LISTED ENTRIES =
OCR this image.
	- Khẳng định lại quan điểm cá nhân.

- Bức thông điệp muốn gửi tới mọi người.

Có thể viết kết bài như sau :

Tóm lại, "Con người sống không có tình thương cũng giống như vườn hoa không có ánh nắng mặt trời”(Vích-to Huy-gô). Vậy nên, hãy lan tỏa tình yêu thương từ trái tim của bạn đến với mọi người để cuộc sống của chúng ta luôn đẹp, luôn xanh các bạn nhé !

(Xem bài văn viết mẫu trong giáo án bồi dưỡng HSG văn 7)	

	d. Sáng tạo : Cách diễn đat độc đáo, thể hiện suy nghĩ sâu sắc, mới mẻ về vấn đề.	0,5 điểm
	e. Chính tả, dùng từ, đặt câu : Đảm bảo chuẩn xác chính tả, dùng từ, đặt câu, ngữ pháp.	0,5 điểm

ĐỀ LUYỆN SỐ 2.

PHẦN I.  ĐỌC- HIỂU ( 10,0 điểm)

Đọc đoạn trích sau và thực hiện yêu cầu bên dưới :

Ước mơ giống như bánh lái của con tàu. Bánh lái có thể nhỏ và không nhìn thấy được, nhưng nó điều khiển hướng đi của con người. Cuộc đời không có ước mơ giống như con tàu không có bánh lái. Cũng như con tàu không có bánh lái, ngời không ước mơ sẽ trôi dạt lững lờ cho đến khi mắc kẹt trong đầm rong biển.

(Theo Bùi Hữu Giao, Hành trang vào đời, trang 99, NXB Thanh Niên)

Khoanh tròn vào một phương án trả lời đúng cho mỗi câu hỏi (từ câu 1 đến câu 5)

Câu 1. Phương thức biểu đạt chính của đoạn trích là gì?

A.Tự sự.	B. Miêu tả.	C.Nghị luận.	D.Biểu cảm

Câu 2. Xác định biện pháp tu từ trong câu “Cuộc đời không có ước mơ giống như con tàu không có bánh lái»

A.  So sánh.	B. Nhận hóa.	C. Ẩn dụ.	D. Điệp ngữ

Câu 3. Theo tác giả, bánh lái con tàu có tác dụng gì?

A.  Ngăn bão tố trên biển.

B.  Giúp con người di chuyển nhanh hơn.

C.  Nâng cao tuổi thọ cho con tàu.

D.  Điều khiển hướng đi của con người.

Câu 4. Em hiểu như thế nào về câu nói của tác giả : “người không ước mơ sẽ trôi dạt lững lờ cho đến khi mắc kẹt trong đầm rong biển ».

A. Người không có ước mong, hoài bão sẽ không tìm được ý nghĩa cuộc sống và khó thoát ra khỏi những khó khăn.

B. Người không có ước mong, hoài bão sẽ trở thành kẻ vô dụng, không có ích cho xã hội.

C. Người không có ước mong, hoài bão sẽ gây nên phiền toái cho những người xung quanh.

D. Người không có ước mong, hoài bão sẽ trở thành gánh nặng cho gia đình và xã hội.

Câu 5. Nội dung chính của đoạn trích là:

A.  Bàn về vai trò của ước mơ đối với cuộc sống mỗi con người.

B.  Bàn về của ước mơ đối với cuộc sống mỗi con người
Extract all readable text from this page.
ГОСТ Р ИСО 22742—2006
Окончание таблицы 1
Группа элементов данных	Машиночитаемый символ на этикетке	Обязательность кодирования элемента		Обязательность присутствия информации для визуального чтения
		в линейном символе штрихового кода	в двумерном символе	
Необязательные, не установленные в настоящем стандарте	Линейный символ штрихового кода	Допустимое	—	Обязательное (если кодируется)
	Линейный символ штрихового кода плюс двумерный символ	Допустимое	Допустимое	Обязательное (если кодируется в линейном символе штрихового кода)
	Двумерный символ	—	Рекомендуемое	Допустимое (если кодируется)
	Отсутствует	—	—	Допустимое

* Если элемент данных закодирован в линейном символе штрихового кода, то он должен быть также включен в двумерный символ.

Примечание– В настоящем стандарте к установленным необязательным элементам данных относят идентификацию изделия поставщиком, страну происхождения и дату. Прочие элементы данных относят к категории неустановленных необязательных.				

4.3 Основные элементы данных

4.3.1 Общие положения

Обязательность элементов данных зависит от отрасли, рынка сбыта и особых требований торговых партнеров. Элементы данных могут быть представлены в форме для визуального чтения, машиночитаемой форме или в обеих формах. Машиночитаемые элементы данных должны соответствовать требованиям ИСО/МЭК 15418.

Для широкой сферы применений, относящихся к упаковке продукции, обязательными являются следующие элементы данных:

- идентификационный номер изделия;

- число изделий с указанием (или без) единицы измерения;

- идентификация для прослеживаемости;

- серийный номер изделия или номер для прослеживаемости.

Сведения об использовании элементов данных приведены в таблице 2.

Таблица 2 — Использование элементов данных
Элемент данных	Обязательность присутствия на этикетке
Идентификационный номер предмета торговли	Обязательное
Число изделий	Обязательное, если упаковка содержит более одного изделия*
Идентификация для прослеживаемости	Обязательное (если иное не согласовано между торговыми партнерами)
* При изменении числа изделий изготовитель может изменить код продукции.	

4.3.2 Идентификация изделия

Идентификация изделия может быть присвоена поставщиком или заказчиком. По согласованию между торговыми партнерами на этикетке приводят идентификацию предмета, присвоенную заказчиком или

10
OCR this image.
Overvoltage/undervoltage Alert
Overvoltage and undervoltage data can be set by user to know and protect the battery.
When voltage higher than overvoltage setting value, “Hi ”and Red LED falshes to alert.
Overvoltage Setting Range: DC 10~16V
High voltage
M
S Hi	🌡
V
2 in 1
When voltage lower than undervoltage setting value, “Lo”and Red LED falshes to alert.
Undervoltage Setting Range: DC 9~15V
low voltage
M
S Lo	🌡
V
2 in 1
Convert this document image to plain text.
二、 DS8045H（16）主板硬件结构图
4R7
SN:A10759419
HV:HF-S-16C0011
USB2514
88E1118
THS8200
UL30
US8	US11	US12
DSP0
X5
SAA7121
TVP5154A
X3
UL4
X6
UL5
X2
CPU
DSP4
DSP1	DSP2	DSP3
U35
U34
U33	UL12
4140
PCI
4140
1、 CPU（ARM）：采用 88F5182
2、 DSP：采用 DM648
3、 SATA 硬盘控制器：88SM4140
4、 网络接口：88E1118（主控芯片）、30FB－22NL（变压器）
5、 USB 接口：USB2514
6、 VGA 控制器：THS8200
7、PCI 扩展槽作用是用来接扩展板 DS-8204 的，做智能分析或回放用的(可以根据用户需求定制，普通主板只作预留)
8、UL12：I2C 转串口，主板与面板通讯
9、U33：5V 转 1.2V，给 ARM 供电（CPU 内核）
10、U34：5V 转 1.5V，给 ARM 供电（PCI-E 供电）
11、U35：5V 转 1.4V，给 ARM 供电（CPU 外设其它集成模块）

DESCRIPTION OF THE TASK = Every line containing the string "Линейный" must be listed.

TASK RESPONSE =
Необязательные, не установленные в настоящем стандарте	Линейный символ штрихового кода	Допустимое	—	Обязательное (если кодируется)
	Линейный символ штрихового кода плюс двумерный символ	Допустимое	Допустимое	Обязательное (если кодируется в линейном символе штрихового кода)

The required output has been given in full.